## [Material to process]
---*---
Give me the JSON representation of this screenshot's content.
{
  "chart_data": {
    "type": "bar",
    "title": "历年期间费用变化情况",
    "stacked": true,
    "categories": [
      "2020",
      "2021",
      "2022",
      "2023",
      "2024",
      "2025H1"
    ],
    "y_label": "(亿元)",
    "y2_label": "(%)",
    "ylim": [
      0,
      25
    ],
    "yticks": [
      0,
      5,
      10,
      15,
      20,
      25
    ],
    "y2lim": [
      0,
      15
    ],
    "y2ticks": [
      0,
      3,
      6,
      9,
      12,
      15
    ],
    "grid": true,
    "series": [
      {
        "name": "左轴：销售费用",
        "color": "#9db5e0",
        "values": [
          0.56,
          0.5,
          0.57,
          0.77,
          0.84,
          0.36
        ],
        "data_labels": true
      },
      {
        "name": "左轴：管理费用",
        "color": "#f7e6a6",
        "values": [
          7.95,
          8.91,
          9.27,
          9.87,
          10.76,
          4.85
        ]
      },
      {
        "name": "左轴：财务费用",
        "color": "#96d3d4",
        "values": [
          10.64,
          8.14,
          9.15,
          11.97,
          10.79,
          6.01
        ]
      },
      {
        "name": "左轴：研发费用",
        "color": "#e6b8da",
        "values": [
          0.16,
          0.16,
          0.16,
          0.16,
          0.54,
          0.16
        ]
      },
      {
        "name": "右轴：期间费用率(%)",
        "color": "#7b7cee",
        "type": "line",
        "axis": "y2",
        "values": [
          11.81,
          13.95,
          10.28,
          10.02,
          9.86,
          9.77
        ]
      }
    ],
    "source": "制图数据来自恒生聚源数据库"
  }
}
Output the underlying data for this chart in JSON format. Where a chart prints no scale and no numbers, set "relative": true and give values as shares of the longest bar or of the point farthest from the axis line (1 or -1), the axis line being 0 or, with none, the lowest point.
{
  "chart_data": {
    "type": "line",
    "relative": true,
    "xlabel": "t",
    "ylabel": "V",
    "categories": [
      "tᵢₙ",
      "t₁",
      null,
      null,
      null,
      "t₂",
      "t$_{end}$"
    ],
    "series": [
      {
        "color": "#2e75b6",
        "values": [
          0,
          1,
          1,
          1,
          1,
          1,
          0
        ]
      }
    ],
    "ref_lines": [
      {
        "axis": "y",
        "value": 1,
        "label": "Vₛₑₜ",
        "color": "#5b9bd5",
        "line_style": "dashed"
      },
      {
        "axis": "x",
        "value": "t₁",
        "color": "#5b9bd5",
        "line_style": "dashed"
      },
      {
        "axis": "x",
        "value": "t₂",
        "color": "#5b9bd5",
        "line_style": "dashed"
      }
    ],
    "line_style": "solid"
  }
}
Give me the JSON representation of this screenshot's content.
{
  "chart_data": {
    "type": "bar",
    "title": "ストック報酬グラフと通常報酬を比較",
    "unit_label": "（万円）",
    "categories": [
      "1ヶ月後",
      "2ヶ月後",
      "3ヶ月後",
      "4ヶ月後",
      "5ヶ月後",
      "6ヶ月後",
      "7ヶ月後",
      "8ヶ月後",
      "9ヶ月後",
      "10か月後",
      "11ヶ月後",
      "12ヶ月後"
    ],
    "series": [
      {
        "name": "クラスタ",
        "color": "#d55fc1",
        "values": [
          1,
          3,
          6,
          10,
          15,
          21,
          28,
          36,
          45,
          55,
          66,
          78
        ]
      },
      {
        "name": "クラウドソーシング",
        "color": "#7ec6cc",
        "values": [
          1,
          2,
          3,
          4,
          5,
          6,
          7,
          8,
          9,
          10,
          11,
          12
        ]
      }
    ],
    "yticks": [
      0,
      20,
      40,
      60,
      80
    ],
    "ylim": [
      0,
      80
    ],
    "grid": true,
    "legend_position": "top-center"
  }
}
---*---
## [Exercise brief]
Your task is to quote all of the data word for word.

## [Result for this task]
Give me the JSON representation of this screenshot's content.
{
  "chart_data": {
    "type": "bar",
    "title": "历年期间费用变化情况",
    "stacked": true,
    "categories": [
      "2020",
      "2021",
      "2022",
      "2023",
      "2024",
      "2025H1"
    ],
    "y_label": "(亿元)",
    "y2_label": "(%)",
    "ylim": [
      0,
      25
    ],
    "yticks": [
      0,
      5,
      10,
      15,
      20,
      25
    ],
    "y2lim": [
      0,
      15
    ],
    "y2ticks": [
      0,
      3,
      6,
      9,
      12,
      15
    ],
    "grid": true,
    "series": [
      {
        "name": "左轴：销售费用",
        "color": "#9db5e0",
        "values": [
          0.56,
          0.5,
          0.57,
          0.77,
          0.84,
          0.36
        ],
        "data_labels": true
      },
      {
        "name": "左轴：管理费用",
        "color": "#f7e6a6",
        "values": [
          7.95,
          8.91,
          9.27,
          9.87,
          10.76,
          4.85
        ]
      },
      {
        "name": "左轴：财务费用",
        "color": "#96d3d4",
        "values": [
          10.64,
          8.14,
          9.15,
          11.97,
          10.79,
          6.01
        ]
      },
      {
        "name": "左轴：研发费用",
        "color": "#e6b8da",
        "values": [
          0.16,
          0.16,
          0.16,
          0.16,
          0.54,
          0.16
        ]
      },
      {
        "name": "右轴：期间费用率(%)",
        "color": "#7b7cee",
        "type": "line",
        "axis": "y2",
        "values": [
          11.81,
          13.95,
          10.28,
          10.02,
          9.86,
          9.77
        ]
      }
    ],
    "source": "制图数据来自恒生聚源数据库"
  }
}
Output the underlying data for this chart in JSON format. Where a chart prints no scale and no numbers, set "relative": true and give values as shares of the longest bar or of the point farthest from the axis line (1 or -1), the axis line being 0 or, with none, the lowest point.
{
  "chart_data": {
    "type": "line",
    "relative": true,
    "xlabel": "t",
    "ylabel": "V",
    "categories": [
      "tᵢₙ",
      "t₁",
      null,
      null,
      null,
      "t₂",
      "t$_{end}$"
    ],
    "series": [
      {
        "color": "#2e75b6",
        "values": [
          0,
          1,
          1,
          1,
          1,
          1,
          0
        ]
      }
    ],
    "ref_lines": [
      {
        "axis": "y",
        "value": 1,
        "label": "Vₛₑₜ",
        "color": "#5b9bd5",
        "line_style": "dashed"
      },
      {
        "axis": "x",
        "value": "t₁",
        "color": "#5b9bd5",
        "line_style": "dashed"
      },
      {
        "axis": "x",
        "value": "t₂",
        "color": "#5b9bd5",
        "line_style": "dashed"
      }
    ],
    "line_style": "solid"
  }
}
Give me the JSON representation of this screenshot's content.
{
  "chart_data": {
    "type": "bar",
    "title": "ストック報酬グラフと通常報酬を比較",
    "unit_label": "（万円）",
    "categories": [
      "1ヶ月後",
      "2ヶ月後",
      "3ヶ月後",
      "4ヶ月後",
      "5ヶ月後",
      "6ヶ月後",
      "7ヶ月後",
      "8ヶ月後",
      "9ヶ月後",
      "10か月後",
      "11ヶ月後",
      "12ヶ月後"
    ],
    "series": [
      {
        "name": "クラスタ",
        "color": "#d55fc1",
        "values": [
          1,
          3,
          6,
          10,
          15,
          21,
          28,
          36,
          45,
          55,
          66,
          78
        ]
      },
      {
        "name": "クラウドソーシング",
        "color": "#7ec6cc",
        "values": [
          1,
          2,
          3,
          4,
          5,
          6,
          7,
          8,
          9,
          10,
          11,
          12
        ]
      }
    ],
    "yticks": [
      0,
      20,
      40,
      60,
      80
    ],
    "ylim": [
      0,
      80
    ],
    "grid": true,
    "legend_position": "top-center"
  }
}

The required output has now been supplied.